Check each line of the records below and collect those holding "特别是渔政工作".

● ● ● ● ●

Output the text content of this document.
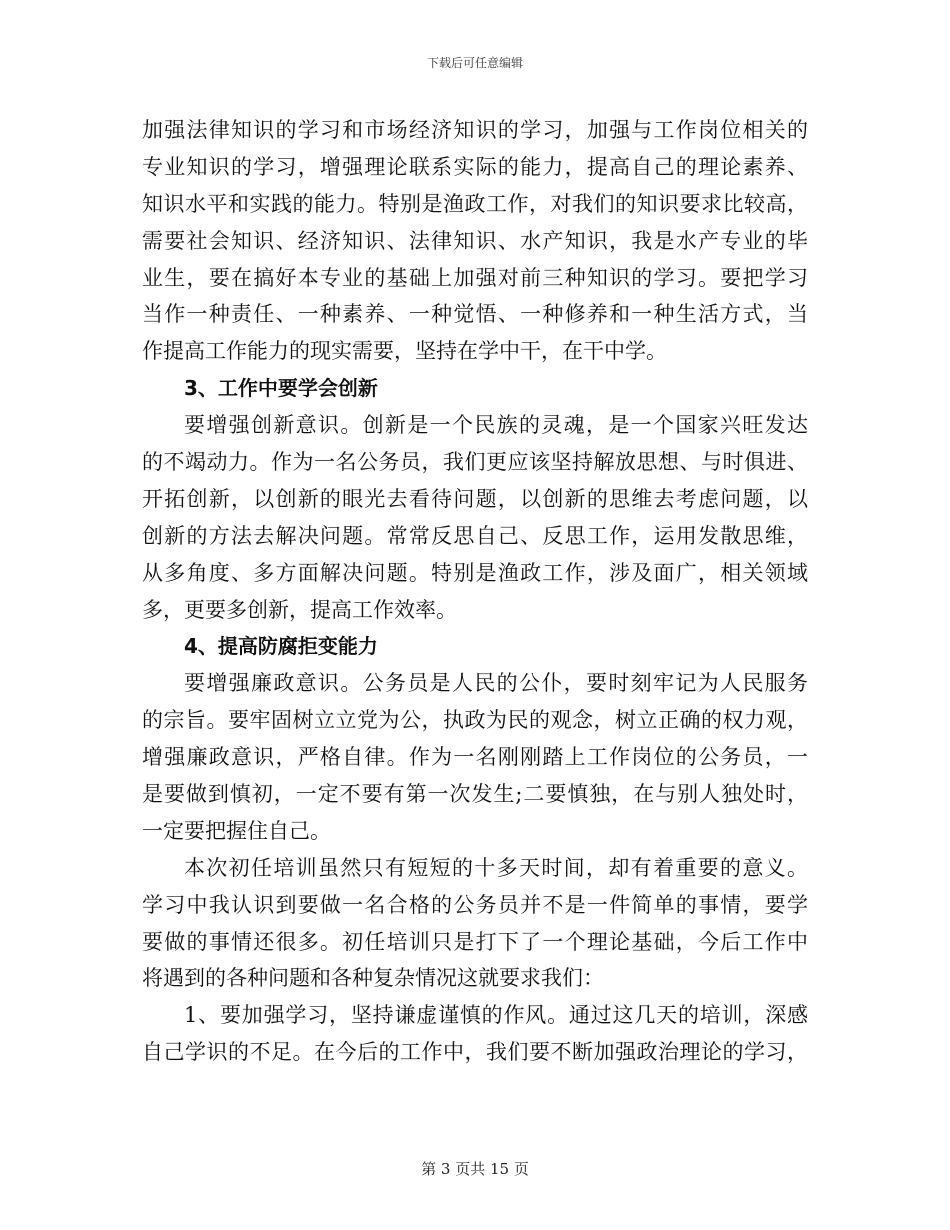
下载后可任意编辑
加强法律知识的学习和市场经济知识的学习，加强与工作岗位相关的
专业知识的学习，增强理论联系实际的能力，提高自己的理论素养、
知识水平和实践的能力。特别是渔政工作，对我们的知识要求比较高，
需要社会知识、经济知识、法律知识、水产知识，我是水产专业的毕
业生，要在搞好本专业的基础上加强对前三种知识的学习。要把学习
当作一种责任、一种素养、一种觉悟、一种修养和一种生活方式，当
作提高工作能力的现实需要，坚持在学中干，在干中学。
3、工作中要学会创新
要增强创新意识。创新是一个民族的灵魂，是一个国家兴旺发达
的不竭动力。作为一名公务员，我们更应该坚持解放思想、与时俱进、
开拓创新，以创新的眼光去看待问题，以创新的思维去考虑问题，以
创新的方法去解决问题。常常反思自己、反思工作，运用发散思维，
从多角度、多方面解决问题。特别是渔政工作，涉及面广，相关领域
多，更要多创新，提高工作效率。
4、提高防腐拒变能力
要增强廉政意识。公务员是人民的公仆，要时刻牢记为人民服务
的宗旨。要牢固树立立党为公，执政为民的观念，树立正确的权力观，
增强廉政意识，严格自律。作为一名刚刚踏上工作岗位的公务员，一
是要做到慎初，一定不要有第一次发生;二要慎独，在与别人独处时，
一定要把握住自己。
本次初任培训虽然只有短短的十多天时间，却有着重要的意义。
学习中我认识到要做一名合格的公务员并不是一件简单的事情，要学
要做的事情还很多。初任培训只是打下了一个理论基础，今后工作中
将遇到的各种问题和各种复杂情况这就要求我们：
1、要加强学习，坚持谦虚谨慎的作风。通过这几天的培训，深感
自己学识的不足。在今后的工作中，我们要不断加强政治理论的学习，
第 3 页共 15 页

● ● ● ● ●

Answer to this exercise:
知识水平和实践的能力。特别是渔政工作，对我们的知识要求比较高，
从多角度、多方面解决问题。特别是渔政工作，涉及面广，相关领域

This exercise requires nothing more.